**Data for analysis**
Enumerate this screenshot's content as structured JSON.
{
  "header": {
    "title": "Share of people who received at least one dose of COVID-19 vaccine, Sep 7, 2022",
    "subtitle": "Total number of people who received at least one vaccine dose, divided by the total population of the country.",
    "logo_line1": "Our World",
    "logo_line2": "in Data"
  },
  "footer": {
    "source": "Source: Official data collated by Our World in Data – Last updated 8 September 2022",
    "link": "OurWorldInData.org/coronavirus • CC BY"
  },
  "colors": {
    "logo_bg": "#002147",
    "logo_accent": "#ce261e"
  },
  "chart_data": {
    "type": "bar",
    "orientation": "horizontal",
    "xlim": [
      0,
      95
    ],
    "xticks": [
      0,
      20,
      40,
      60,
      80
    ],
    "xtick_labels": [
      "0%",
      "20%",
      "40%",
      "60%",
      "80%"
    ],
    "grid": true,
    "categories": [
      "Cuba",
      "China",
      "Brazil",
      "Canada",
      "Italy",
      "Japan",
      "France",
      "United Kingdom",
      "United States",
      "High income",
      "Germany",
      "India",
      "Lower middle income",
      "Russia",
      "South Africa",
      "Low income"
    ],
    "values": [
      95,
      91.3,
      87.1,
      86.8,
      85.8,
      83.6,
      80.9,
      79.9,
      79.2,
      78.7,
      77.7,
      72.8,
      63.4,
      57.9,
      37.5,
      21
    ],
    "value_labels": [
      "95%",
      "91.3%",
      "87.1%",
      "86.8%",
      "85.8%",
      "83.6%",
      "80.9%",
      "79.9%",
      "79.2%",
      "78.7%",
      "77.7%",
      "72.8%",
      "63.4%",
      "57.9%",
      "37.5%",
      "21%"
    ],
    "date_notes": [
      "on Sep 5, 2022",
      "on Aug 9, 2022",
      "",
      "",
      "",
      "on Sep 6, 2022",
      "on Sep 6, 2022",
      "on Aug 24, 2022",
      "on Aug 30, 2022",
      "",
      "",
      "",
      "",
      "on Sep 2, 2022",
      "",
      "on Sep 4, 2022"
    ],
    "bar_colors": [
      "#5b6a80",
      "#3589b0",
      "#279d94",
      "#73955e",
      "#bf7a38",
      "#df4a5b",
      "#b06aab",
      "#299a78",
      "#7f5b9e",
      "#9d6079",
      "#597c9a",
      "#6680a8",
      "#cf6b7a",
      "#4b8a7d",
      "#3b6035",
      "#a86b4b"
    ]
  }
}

**Instructions to follow**
What you write must match the material above exactly and in full.

**Response**
Enumerate this screenshot's content as structured JSON.
{
  "header": {
    "title": "Share of people who received at least one dose of COVID-19 vaccine, Sep 7, 2022",
    "subtitle": "Total number of people who received at least one vaccine dose, divided by the total population of the country.",
    "logo_line1": "Our World",
    "logo_line2": "in Data"
  },
  "footer": {
    "source": "Source: Official data collated by Our World in Data – Last updated 8 September 2022",
    "link": "OurWorldInData.org/coronavirus • CC BY"
  },
  "colors": {
    "logo_bg": "#002147",
    "logo_accent": "#ce261e"
  },
  "chart_data": {
    "type": "bar",
    "orientation": "horizontal",
    "xlim": [
      0,
      95
    ],
    "xticks": [
      0,
      20,
      40,
      60,
      80
    ],
    "xtick_labels": [
      "0%",
      "20%",
      "40%",
      "60%",
      "80%"
    ],
    "grid": true,
    "categories": [
      "Cuba",
      "China",
      "Brazil",
      "Canada",
      "Italy",
      "Japan",
      "France",
      "United Kingdom",
      "United States",
      "High income",
      "Germany",
      "India",
      "Lower middle income",
      "Russia",
      "South Africa",
      "Low income"
    ],
    "values": [
      95,
      91.3,
      87.1,
      86.8,
      85.8,
      83.6,
      80.9,
      79.9,
      79.2,
      78.7,
      77.7,
      72.8,
      63.4,
      57.9,
      37.5,
      21
    ],
    "value_labels": [
      "95%",
      "91.3%",
      "87.1%",
      "86.8%",
      "85.8%",
      "83.6%",
      "80.9%",
      "79.9%",
      "79.2%",
      "78.7%",
      "77.7%",
      "72.8%",
      "63.4%",
      "57.9%",
      "37.5%",
      "21%"
    ],
    "date_notes": [
      "on Sep 5, 2022",
      "on Aug 9, 2022",
      "",
      "",
      "",
      "on Sep 6, 2022",
      "on Sep 6, 2022",
      "on Aug 24, 2022",
      "on Aug 30, 2022",
      "",
      "",
      "",
      "",
      "on Sep 2, 2022",
      "",
      "on Sep 4, 2022"
    ],
    "bar_colors": [
      "#5b6a80",
      "#3589b0",
      "#279d94",
      "#73955e",
      "#bf7a38",
      "#df4a5b",
      "#b06aab",
      "#299a78",
      "#7f5b9e",
      "#9d6079",
      "#597c9a",
      "#6680a8",
      "#cf6b7a",
      "#4b8a7d",
      "#3b6035",
      "#a86b4b"
    ]
  }
}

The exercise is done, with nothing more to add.